- _Written exercise_
Gather each line in the entries that includes the string "班开设公开课".

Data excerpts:
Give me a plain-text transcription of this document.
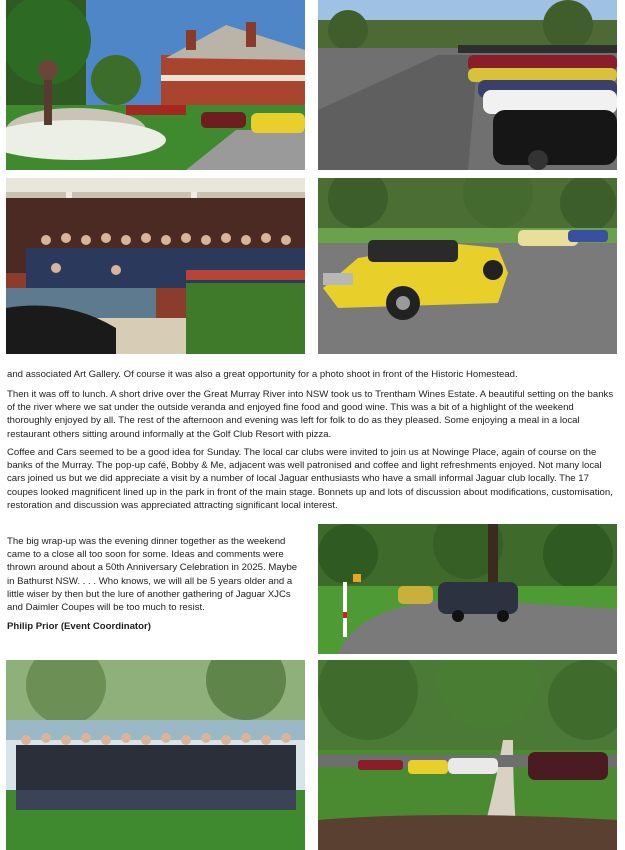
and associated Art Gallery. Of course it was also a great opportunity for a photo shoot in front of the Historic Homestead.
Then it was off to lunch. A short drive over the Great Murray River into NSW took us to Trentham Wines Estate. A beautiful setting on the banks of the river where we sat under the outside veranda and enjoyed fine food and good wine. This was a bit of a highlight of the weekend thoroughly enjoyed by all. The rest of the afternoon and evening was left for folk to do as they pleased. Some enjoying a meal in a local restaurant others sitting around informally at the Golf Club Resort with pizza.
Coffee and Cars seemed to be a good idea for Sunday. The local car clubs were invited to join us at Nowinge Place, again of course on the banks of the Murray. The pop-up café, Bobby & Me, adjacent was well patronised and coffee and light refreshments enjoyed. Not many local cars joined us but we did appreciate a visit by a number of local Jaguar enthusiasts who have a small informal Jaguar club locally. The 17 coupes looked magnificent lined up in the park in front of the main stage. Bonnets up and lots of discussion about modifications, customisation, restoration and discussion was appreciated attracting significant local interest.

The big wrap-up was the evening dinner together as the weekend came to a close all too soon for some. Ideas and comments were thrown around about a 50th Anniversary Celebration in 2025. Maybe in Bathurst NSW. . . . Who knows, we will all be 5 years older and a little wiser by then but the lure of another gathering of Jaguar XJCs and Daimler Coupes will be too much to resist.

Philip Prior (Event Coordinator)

==

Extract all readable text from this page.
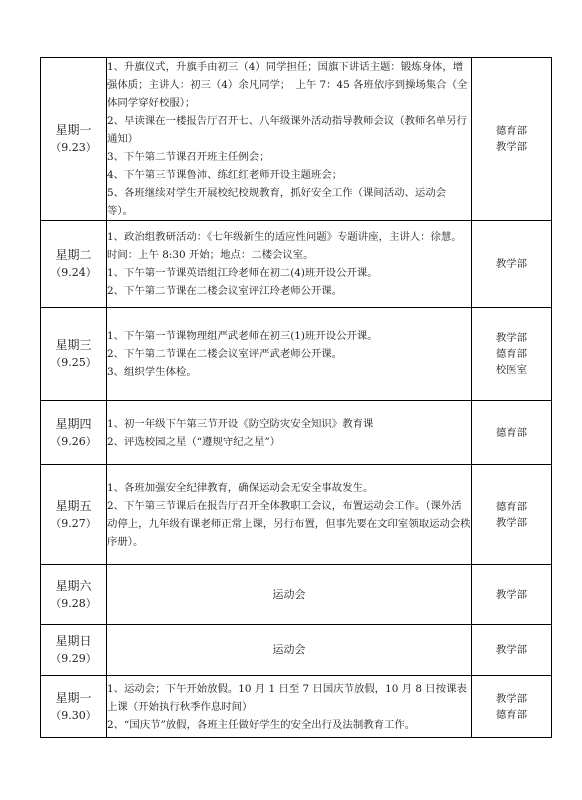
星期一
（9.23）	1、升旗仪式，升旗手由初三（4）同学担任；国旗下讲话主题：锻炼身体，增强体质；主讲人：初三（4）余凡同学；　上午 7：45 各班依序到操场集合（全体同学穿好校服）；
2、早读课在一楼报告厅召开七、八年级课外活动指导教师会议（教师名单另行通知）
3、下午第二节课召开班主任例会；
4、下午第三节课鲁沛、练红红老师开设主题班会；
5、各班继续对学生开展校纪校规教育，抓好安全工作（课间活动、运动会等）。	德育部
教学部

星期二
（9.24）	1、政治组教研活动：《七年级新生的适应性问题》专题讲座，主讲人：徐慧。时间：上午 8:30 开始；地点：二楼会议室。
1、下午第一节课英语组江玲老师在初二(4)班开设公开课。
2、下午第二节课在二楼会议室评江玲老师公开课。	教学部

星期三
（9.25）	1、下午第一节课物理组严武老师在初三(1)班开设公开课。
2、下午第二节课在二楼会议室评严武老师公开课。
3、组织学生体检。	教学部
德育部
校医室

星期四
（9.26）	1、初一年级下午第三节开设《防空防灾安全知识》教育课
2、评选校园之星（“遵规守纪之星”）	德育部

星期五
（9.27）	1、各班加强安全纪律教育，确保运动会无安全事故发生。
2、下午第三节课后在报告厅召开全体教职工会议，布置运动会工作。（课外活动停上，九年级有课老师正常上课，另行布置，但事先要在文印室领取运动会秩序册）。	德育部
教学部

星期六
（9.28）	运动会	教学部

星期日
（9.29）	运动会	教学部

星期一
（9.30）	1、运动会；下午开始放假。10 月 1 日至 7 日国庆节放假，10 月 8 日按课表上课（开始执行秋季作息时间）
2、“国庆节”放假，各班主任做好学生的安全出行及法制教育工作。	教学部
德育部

- _The reply_
1、下午第一节课英语组江玲老师在初二(4)班开设公开课。
（9.25）	1、下午第一节课物理组严武老师在初三(1)班开设公开课。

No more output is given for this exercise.